[GIVEN PROBLEM]
Make an exact copy of the entries below.

================

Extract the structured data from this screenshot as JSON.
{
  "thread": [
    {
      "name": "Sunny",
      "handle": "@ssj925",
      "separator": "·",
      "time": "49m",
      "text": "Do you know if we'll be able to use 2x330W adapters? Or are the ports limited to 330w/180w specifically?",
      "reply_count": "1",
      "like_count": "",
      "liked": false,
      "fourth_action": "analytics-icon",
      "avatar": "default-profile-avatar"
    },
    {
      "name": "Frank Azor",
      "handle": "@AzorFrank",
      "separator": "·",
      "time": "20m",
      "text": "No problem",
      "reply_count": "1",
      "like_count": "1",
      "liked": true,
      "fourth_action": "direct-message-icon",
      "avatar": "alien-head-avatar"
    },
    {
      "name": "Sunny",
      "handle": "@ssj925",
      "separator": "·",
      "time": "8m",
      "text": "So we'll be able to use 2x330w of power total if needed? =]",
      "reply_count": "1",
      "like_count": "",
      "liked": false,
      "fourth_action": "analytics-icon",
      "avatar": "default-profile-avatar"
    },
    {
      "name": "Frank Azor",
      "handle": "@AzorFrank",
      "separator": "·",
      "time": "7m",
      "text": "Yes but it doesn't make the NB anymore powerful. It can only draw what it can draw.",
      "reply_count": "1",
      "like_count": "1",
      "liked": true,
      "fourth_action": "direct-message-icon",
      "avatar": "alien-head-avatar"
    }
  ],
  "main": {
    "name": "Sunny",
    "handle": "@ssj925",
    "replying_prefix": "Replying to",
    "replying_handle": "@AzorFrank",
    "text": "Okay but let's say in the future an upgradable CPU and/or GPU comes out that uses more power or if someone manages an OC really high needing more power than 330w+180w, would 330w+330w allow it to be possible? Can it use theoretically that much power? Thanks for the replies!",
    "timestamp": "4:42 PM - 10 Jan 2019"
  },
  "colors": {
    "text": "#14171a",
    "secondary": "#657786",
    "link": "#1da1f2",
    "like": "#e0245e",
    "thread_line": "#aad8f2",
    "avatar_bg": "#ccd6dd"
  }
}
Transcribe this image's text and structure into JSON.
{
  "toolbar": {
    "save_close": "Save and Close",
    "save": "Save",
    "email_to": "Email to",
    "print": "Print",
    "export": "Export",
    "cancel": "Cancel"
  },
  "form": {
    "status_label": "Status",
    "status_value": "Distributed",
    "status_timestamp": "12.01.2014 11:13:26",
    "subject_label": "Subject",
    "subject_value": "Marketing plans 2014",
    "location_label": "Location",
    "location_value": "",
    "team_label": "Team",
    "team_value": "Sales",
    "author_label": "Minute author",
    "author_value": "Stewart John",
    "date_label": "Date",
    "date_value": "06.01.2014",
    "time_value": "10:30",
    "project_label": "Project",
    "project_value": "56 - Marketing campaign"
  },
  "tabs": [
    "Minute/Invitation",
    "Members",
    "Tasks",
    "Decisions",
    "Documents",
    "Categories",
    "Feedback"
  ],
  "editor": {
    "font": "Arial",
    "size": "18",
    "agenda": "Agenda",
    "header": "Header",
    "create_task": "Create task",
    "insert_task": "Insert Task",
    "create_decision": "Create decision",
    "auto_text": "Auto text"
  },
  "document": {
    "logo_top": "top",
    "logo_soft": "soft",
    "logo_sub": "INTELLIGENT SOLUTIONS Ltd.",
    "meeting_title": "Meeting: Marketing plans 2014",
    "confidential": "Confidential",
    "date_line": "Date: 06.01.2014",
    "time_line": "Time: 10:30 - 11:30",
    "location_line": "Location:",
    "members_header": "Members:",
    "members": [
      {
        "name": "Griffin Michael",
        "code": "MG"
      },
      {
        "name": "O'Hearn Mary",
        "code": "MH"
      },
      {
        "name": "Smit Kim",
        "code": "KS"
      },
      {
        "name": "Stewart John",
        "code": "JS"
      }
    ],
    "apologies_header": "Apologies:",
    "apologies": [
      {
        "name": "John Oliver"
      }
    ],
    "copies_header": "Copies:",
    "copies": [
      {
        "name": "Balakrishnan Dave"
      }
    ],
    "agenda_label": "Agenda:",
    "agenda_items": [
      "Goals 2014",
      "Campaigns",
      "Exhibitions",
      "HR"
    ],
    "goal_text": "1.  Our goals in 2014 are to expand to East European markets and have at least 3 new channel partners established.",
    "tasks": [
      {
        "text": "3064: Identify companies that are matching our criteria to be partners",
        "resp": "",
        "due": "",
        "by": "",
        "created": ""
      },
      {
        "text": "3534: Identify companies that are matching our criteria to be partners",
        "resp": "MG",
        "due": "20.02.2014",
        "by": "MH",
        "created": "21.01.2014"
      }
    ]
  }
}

================

[WRITTEN RESPONSE]
Extract the structured data from this screenshot as JSON.
{
  "thread": [
    {
      "name": "Sunny",
      "handle": "@ssj925",
      "separator": "·",
      "time": "49m",
      "text": "Do you know if we'll be able to use 2x330W adapters? Or are the ports limited to 330w/180w specifically?",
      "reply_count": "1",
      "like_count": "",
      "liked": false,
      "fourth_action": "analytics-icon",
      "avatar": "default-profile-avatar"
    },
    {
      "name": "Frank Azor",
      "handle": "@AzorFrank",
      "separator": "·",
      "time": "20m",
      "text": "No problem",
      "reply_count": "1",
      "like_count": "1",
      "liked": true,
      "fourth_action": "direct-message-icon",
      "avatar": "alien-head-avatar"
    },
    {
      "name": "Sunny",
      "handle": "@ssj925",
      "separator": "·",
      "time": "8m",
      "text": "So we'll be able to use 2x330w of power total if needed? =]",
      "reply_count": "1",
      "like_count": "",
      "liked": false,
      "fourth_action": "analytics-icon",
      "avatar": "default-profile-avatar"
    },
    {
      "name": "Frank Azor",
      "handle": "@AzorFrank",
      "separator": "·",
      "time": "7m",
      "text": "Yes but it doesn't make the NB anymore powerful. It can only draw what it can draw.",
      "reply_count": "1",
      "like_count": "1",
      "liked": true,
      "fourth_action": "direct-message-icon",
      "avatar": "alien-head-avatar"
    }
  ],
  "main": {
    "name": "Sunny",
    "handle": "@ssj925",
    "replying_prefix": "Replying to",
    "replying_handle": "@AzorFrank",
    "text": "Okay but let's say in the future an upgradable CPU and/or GPU comes out that uses more power or if someone manages an OC really high needing more power than 330w+180w, would 330w+330w allow it to be possible? Can it use theoretically that much power? Thanks for the replies!",
    "timestamp": "4:42 PM - 10 Jan 2019"
  },
  "colors": {
    "text": "#14171a",
    "secondary": "#657786",
    "link": "#1da1f2",
    "like": "#e0245e",
    "thread_line": "#aad8f2",
    "avatar_bg": "#ccd6dd"
  }
}
Transcribe this image's text and structure into JSON.
{
  "toolbar": {
    "save_close": "Save and Close",
    "save": "Save",
    "email_to": "Email to",
    "print": "Print",
    "export": "Export",
    "cancel": "Cancel"
  },
  "form": {
    "status_label": "Status",
    "status_value": "Distributed",
    "status_timestamp": "12.01.2014 11:13:26",
    "subject_label": "Subject",
    "subject_value": "Marketing plans 2014",
    "location_label": "Location",
    "location_value": "",
    "team_label": "Team",
    "team_value": "Sales",
    "author_label": "Minute author",
    "author_value": "Stewart John",
    "date_label": "Date",
    "date_value": "06.01.2014",
    "time_value": "10:30",
    "project_label": "Project",
    "project_value": "56 - Marketing campaign"
  },
  "tabs": [
    "Minute/Invitation",
    "Members",
    "Tasks",
    "Decisions",
    "Documents",
    "Categories",
    "Feedback"
  ],
  "editor": {
    "font": "Arial",
    "size": "18",
    "agenda": "Agenda",
    "header": "Header",
    "create_task": "Create task",
    "insert_task": "Insert Task",
    "create_decision": "Create decision",
    "auto_text": "Auto text"
  },
  "document": {
    "logo_top": "top",
    "logo_soft": "soft",
    "logo_sub": "INTELLIGENT SOLUTIONS Ltd.",
    "meeting_title": "Meeting: Marketing plans 2014",
    "confidential": "Confidential",
    "date_line": "Date: 06.01.2014",
    "time_line": "Time: 10:30 - 11:30",
    "location_line": "Location:",
    "members_header": "Members:",
    "members": [
      {
        "name": "Griffin Michael",
        "code": "MG"
      },
      {
        "name": "O'Hearn Mary",
        "code": "MH"
      },
      {
        "name": "Smit Kim",
        "code": "KS"
      },
      {
        "name": "Stewart John",
        "code": "JS"
      }
    ],
    "apologies_header": "Apologies:",
    "apologies": [
      {
        "name": "John Oliver"
      }
    ],
    "copies_header": "Copies:",
    "copies": [
      {
        "name": "Balakrishnan Dave"
      }
    ],
    "agenda_label": "Agenda:",
    "agenda_items": [
      "Goals 2014",
      "Campaigns",
      "Exhibitions",
      "HR"
    ],
    "goal_text": "1.  Our goals in 2014 are to expand to East European markets and have at least 3 new channel partners established.",
    "tasks": [
      {
        "text": "3064: Identify companies that are matching our criteria to be partners",
        "resp": "",
        "due": "",
        "by": "",
        "created": ""
      },
      {
        "text": "3534: Identify companies that are matching our criteria to be partners",
        "resp": "MG",
        "due": "20.02.2014",
        "by": "MH",
        "created": "21.01.2014"
      }
    ]
  }
}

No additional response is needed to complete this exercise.